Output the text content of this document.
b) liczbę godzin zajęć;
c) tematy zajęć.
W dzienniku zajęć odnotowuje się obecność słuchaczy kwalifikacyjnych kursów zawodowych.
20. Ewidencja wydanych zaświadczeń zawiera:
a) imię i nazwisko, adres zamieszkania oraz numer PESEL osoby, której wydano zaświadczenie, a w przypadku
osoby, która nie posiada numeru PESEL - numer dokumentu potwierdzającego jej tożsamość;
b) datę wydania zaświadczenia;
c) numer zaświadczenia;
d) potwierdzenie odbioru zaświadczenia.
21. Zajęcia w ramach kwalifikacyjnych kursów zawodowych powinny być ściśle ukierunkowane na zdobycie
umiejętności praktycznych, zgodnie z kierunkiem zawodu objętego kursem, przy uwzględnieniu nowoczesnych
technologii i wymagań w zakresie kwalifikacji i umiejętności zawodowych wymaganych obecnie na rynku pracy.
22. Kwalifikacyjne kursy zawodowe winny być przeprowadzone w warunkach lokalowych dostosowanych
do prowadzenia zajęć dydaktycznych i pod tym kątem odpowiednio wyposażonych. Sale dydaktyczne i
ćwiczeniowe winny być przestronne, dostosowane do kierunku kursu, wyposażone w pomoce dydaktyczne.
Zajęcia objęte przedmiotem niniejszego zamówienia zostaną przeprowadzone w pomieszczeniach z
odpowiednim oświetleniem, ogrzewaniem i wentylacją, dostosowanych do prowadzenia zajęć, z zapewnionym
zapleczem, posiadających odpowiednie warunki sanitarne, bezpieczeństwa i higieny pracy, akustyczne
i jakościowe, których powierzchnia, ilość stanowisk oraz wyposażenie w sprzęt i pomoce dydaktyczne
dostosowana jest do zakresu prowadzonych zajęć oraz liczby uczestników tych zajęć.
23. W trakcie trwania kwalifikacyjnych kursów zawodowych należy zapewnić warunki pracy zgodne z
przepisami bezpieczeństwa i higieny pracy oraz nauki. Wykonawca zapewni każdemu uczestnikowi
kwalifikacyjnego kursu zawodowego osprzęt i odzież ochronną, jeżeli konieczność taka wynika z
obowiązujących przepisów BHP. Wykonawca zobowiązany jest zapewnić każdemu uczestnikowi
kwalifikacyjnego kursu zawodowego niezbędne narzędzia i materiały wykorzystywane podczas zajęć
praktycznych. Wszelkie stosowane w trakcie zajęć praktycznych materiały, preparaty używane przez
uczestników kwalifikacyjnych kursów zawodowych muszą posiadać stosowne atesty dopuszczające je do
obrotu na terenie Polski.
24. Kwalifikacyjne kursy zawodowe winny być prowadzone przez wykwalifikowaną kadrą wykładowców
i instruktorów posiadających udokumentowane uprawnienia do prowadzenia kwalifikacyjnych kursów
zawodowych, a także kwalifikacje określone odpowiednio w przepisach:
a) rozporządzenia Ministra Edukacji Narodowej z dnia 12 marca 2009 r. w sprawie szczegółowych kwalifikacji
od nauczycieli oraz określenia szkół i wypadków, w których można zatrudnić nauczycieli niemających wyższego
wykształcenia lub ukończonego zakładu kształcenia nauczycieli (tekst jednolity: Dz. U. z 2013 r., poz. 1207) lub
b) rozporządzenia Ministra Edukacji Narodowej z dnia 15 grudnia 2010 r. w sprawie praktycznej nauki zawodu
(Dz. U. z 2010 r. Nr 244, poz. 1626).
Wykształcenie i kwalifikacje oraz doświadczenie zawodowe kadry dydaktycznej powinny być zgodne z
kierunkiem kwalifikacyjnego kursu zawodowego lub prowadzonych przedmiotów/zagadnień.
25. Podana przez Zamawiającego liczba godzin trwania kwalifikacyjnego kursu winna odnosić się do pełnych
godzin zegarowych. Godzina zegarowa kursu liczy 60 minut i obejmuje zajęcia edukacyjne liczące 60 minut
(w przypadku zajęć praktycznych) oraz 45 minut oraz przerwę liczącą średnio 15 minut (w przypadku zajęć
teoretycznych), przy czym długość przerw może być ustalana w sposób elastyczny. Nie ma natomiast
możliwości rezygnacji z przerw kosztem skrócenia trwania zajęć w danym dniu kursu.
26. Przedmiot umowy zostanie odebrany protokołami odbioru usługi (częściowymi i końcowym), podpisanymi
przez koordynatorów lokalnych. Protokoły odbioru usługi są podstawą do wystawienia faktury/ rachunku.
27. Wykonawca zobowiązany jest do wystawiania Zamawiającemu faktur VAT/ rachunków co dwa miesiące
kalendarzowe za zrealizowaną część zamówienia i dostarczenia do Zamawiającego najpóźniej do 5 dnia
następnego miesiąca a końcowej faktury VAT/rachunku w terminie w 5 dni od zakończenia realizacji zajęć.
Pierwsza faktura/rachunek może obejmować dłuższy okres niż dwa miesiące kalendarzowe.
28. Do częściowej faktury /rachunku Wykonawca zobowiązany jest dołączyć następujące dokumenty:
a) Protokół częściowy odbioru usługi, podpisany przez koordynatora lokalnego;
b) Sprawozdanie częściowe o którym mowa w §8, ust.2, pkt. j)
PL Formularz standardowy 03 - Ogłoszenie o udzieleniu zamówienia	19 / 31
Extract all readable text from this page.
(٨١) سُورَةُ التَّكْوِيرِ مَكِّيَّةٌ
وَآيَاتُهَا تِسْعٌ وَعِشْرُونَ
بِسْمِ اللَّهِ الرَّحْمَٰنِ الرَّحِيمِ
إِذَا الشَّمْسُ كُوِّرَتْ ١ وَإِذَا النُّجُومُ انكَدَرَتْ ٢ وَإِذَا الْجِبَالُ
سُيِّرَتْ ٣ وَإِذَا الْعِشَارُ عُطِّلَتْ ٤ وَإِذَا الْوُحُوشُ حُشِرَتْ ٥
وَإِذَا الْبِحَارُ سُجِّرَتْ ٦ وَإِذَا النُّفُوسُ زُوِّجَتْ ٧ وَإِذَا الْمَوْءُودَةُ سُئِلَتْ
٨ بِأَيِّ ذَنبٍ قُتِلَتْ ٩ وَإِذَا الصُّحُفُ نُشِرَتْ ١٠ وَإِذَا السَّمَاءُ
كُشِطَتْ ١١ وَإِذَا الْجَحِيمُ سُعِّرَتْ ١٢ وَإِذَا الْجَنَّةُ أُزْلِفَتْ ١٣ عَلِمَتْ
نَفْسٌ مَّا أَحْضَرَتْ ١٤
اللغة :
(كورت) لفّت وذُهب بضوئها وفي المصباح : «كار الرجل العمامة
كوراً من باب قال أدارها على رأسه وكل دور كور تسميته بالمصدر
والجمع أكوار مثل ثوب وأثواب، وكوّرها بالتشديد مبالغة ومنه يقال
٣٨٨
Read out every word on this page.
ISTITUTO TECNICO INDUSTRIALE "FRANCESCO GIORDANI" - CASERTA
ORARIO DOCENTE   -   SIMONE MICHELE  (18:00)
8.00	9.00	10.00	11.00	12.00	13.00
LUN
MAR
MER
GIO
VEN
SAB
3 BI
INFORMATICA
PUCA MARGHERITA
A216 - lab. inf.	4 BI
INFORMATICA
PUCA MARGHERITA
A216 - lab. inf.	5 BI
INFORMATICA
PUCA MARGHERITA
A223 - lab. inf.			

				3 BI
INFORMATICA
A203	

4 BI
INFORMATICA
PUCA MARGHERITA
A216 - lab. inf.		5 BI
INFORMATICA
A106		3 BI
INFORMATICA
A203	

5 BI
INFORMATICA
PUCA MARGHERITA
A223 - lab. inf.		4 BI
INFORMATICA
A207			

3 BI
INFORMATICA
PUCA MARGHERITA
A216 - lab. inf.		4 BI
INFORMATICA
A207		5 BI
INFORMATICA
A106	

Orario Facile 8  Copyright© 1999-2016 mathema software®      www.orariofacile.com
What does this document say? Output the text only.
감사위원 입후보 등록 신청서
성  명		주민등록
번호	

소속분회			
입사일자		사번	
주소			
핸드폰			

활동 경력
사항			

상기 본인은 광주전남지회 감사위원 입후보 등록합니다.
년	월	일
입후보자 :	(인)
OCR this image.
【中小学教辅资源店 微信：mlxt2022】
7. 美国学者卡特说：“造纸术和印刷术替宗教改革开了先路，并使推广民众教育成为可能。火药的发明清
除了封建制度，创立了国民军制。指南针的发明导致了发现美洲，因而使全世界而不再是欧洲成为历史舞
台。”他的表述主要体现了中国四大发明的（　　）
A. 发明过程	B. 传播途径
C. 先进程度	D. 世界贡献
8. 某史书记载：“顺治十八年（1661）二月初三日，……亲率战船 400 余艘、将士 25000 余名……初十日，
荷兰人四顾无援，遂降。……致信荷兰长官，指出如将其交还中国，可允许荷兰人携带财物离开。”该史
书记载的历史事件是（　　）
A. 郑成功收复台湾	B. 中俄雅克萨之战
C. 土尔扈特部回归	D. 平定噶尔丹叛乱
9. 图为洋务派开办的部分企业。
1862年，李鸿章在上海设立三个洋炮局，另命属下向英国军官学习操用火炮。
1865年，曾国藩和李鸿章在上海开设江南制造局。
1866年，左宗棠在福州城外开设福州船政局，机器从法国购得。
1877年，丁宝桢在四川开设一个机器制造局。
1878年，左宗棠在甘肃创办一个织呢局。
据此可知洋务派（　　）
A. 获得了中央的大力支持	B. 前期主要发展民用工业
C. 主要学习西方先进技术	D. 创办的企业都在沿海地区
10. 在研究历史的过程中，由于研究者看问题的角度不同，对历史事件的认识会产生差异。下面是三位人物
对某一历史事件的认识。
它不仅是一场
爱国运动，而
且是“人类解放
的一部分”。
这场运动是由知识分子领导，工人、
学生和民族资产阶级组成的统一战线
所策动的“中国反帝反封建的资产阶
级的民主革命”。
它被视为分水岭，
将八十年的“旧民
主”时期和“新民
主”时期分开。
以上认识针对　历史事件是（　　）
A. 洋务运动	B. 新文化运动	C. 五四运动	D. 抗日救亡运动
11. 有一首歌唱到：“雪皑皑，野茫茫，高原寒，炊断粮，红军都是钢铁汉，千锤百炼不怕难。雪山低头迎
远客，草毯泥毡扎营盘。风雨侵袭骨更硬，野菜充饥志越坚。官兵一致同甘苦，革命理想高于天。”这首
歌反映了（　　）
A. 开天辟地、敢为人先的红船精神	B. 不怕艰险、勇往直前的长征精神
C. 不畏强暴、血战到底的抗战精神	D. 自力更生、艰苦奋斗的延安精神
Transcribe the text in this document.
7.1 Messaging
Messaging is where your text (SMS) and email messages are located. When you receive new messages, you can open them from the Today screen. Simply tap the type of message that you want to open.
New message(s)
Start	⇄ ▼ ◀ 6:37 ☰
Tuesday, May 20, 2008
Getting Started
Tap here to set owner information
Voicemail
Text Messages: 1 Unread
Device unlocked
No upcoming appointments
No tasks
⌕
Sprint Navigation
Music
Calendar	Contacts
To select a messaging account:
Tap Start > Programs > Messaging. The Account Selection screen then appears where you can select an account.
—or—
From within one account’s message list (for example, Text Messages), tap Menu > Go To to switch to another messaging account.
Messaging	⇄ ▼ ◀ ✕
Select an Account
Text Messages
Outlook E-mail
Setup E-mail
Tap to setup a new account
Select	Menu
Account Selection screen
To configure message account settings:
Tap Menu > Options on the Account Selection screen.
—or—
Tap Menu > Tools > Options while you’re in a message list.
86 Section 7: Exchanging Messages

□ □ □ □

What to produce — Where a line in the entries holds the word "kwalifikacyjnego", copy that line.

Reply to the task —
kwalifikacyjnego kursu zawodowego osprzęt i odzież ochronną, jeżeli konieczność taka wynika z
kwalifikacyjnego kursu zawodowego niezbędne narzędzia i materiały wykorzystywane podczas zajęć
kierunkiem kwalifikacyjnego kursu zawodowego lub prowadzonych przedmiotów/zagadnień.
25. Podana przez Zamawiającego liczba godzin trwania kwalifikacyjnego kursu winna odnosić się do pełnych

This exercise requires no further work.